SOURCE MATERIAL>
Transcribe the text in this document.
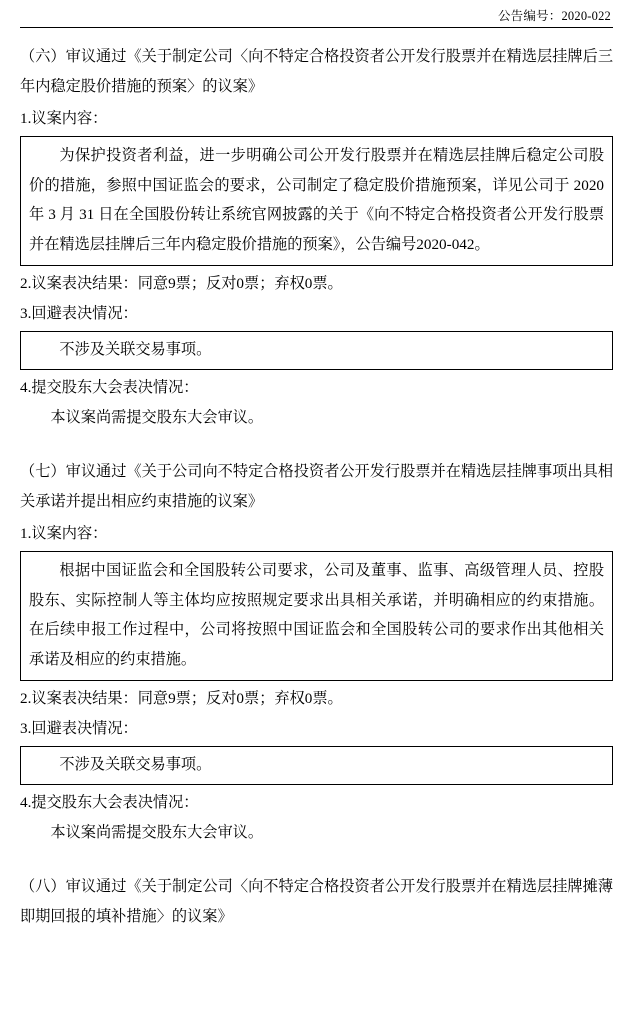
公告编号：2020-022

（六）审议通过《关于制定公司〈向不特定合格投资者公开发行股票并在精选层挂牌后三年内稳定股价措施的预案〉的议案》

1.议案内容：

为保护投资者利益，进一步明确公司公开发行股票并在精选层挂牌后稳定公司股价的措施，参照中国证监会的要求，公司制定了稳定股价措施预案，详见公司于 2020 年 3 月 31 日在全国股份转让系统官网披露的关于《向不特定合格投资者公开发行股票并在精选层挂牌后三年内稳定股价措施的预案》，公告编号2020-042。

2.议案表决结果：同意9票；反对0票；弃权0票。

3.回避表决情况：

不涉及关联交易事项。

4.提交股东大会表决情况：

本议案尚需提交股东大会审议。

（七）审议通过《关于公司向不特定合格投资者公开发行股票并在精选层挂牌事项出具相关承诺并提出相应约束措施的议案》

1.议案内容：

根据中国证监会和全国股转公司要求，公司及董事、监事、高级管理人员、控股股东、实际控制人等主体均应按照规定要求出具相关承诺，并明确相应的约束措施。在后续申报工作过程中，公司将按照中国证监会和全国股转公司的要求作出其他相关承诺及相应的约束措施。

2.议案表决结果：同意9票；反对0票；弃权0票。

3.回避表决情况：

不涉及关联交易事项。

4.提交股东大会表决情况：

本议案尚需提交股东大会审议。

（八）审议通过《关于制定公司〈向不特定合格投资者公开发行股票并在精选层挂牌摊薄即期回报的填补措施〉的议案》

TASK OBJECTIVE> Each line in the records above should be reproduced exactly; images are not copied.

RESULT OF THE EXERCISE>
Transcribe the text in this document.
公告编号：2020-022

（六）审议通过《关于制定公司〈向不特定合格投资者公开发行股票并在精选层挂牌后三年内稳定股价措施的预案〉的议案》

1.议案内容：

为保护投资者利益，进一步明确公司公开发行股票并在精选层挂牌后稳定公司股价的措施，参照中国证监会的要求，公司制定了稳定股价措施预案，详见公司于 2020 年 3 月 31 日在全国股份转让系统官网披露的关于《向不特定合格投资者公开发行股票并在精选层挂牌后三年内稳定股价措施的预案》，公告编号2020-042。

2.议案表决结果：同意9票；反对0票；弃权0票。

3.回避表决情况：

不涉及关联交易事项。

4.提交股东大会表决情况：

本议案尚需提交股东大会审议。

（七）审议通过《关于公司向不特定合格投资者公开发行股票并在精选层挂牌事项出具相关承诺并提出相应约束措施的议案》

1.议案内容：

根据中国证监会和全国股转公司要求，公司及董事、监事、高级管理人员、控股股东、实际控制人等主体均应按照规定要求出具相关承诺，并明确相应的约束措施。在后续申报工作过程中，公司将按照中国证监会和全国股转公司的要求作出其他相关承诺及相应的约束措施。

2.议案表决结果：同意9票；反对0票；弃权0票。

3.回避表决情况：

不涉及关联交易事项。

4.提交股东大会表决情况：

本议案尚需提交股东大会审议。

（八）审议通过《关于制定公司〈向不特定合格投资者公开发行股票并在精选层挂牌摊薄即期回报的填补措施〉的议案》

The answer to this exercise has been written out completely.